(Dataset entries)
-*-*-
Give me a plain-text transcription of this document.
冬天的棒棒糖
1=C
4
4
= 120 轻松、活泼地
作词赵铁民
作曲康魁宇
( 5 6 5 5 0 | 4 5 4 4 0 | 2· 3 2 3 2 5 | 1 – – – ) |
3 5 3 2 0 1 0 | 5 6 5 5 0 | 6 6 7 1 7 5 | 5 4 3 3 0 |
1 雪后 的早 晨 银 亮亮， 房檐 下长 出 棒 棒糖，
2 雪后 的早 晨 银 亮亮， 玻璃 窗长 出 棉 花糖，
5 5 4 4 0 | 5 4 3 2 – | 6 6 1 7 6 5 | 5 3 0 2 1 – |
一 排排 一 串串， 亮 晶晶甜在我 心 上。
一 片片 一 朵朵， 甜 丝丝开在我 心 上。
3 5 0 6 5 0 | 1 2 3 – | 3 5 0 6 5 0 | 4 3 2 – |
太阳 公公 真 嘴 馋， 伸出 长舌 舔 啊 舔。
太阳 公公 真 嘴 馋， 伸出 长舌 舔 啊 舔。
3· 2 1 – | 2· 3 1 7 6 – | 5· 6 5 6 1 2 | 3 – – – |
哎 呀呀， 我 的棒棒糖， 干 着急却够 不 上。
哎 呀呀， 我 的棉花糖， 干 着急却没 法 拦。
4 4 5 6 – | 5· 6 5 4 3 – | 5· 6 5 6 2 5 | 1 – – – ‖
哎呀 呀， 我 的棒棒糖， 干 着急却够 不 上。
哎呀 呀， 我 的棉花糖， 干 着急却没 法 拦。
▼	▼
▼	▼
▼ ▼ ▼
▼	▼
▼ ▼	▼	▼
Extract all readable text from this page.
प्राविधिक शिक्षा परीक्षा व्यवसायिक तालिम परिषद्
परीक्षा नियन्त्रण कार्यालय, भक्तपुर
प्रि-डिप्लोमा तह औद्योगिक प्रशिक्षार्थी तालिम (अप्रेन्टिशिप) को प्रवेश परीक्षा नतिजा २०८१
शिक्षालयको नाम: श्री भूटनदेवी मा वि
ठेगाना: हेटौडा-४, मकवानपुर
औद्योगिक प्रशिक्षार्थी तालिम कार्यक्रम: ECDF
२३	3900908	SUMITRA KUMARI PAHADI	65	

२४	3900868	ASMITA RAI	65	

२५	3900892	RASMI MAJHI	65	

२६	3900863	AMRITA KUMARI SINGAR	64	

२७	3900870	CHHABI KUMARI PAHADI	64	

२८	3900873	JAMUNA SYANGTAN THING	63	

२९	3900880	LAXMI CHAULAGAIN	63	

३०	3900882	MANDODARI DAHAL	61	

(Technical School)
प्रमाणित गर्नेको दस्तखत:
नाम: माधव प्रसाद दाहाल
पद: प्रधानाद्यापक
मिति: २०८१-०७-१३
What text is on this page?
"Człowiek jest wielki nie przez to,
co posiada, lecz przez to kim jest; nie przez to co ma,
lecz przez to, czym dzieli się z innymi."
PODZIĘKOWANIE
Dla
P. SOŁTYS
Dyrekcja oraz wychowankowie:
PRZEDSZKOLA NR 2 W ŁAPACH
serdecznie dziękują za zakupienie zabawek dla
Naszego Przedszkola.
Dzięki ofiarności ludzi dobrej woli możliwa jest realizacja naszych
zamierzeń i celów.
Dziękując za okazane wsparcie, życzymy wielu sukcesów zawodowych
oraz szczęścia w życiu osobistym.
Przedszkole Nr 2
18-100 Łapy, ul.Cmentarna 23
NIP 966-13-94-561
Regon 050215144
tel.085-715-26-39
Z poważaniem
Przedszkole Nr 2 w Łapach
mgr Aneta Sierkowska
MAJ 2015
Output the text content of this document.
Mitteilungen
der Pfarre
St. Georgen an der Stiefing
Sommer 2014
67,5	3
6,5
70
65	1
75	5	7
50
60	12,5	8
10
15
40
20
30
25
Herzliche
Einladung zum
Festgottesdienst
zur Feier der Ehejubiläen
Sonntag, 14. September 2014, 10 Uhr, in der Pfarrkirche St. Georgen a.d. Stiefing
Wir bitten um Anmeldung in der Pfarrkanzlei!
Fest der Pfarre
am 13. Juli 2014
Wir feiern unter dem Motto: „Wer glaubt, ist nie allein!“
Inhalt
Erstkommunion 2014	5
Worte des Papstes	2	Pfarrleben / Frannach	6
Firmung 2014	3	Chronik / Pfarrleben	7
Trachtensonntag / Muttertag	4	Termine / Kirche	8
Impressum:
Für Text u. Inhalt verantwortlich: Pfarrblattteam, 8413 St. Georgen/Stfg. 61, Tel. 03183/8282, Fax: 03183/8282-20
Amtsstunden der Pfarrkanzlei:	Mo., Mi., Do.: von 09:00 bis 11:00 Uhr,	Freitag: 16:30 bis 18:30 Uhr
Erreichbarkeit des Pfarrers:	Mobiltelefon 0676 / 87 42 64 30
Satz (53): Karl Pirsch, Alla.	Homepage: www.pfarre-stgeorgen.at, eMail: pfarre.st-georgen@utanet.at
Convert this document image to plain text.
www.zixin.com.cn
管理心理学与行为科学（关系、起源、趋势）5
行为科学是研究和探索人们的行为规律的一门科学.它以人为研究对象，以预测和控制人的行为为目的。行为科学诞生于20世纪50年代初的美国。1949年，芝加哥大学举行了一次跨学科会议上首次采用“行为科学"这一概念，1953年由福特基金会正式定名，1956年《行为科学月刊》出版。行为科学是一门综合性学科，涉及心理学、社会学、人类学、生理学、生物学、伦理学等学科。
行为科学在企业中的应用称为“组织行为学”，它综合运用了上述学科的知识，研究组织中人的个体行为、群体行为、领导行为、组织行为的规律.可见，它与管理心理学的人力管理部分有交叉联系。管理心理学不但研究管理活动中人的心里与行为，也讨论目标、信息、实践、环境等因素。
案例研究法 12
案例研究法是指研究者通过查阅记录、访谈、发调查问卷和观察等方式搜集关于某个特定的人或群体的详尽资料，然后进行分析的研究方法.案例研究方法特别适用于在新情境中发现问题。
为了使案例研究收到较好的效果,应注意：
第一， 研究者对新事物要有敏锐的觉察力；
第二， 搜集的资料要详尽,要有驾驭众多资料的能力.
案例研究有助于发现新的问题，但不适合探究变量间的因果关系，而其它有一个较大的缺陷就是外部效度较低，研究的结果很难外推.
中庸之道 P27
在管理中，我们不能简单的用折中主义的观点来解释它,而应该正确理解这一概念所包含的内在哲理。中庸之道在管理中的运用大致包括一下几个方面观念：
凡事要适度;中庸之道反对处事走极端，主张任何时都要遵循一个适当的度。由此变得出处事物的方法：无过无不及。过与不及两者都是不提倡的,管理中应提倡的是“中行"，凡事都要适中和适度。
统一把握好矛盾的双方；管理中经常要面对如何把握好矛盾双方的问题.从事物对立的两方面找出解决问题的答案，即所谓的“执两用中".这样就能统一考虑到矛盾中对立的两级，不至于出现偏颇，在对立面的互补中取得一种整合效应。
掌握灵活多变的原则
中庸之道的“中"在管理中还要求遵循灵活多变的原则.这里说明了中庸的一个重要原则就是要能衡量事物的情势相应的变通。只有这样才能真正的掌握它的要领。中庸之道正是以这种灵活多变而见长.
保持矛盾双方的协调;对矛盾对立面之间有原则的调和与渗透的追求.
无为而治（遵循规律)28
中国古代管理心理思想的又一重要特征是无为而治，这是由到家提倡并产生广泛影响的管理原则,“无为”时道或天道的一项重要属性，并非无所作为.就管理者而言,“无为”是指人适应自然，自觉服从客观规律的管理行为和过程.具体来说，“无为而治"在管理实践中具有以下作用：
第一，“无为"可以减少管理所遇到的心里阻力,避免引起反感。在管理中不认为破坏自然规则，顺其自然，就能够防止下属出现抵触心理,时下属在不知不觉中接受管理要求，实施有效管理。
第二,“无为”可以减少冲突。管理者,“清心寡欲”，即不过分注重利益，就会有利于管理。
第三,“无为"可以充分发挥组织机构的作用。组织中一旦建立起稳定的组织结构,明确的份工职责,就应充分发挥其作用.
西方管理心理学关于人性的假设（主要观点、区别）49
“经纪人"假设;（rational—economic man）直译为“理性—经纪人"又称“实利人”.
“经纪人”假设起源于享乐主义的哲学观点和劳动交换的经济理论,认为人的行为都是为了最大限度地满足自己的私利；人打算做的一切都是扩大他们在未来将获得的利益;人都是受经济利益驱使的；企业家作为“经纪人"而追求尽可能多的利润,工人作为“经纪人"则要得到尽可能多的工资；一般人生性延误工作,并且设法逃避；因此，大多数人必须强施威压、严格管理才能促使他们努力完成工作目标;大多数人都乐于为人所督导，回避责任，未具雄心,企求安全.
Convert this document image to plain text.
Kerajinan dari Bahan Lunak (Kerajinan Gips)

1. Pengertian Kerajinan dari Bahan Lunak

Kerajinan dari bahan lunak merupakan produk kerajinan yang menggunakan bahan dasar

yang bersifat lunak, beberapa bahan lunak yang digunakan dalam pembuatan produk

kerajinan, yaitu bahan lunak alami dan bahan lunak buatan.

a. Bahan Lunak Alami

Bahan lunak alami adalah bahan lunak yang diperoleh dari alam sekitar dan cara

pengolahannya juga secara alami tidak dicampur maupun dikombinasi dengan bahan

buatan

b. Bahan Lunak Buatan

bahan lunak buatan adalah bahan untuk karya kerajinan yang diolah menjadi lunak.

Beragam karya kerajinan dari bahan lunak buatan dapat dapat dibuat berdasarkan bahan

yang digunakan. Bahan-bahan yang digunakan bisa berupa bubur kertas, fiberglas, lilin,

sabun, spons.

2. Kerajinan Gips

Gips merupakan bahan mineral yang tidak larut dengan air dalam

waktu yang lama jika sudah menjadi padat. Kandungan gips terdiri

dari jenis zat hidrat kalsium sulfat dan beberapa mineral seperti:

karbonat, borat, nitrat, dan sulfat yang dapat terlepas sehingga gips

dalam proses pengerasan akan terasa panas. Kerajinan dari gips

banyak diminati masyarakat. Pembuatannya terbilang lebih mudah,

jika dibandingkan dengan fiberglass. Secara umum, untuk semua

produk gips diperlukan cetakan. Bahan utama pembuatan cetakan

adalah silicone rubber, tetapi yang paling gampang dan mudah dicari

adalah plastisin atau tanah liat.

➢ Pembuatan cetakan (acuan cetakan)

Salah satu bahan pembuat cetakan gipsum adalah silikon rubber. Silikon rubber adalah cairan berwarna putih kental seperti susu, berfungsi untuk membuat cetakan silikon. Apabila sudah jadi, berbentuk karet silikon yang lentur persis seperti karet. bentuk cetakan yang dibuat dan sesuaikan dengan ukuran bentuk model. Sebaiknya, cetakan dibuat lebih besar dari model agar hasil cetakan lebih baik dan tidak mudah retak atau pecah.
-*-*-
Aim of the exercise
Show the lines from the data above that contain the string "着急却够".

Problem solution
哎 呀呀， 我 的棒棒糖， 干 着急却够 不 上。
哎呀 呀， 我 的棒棒糖， 干 着急却够 不 上。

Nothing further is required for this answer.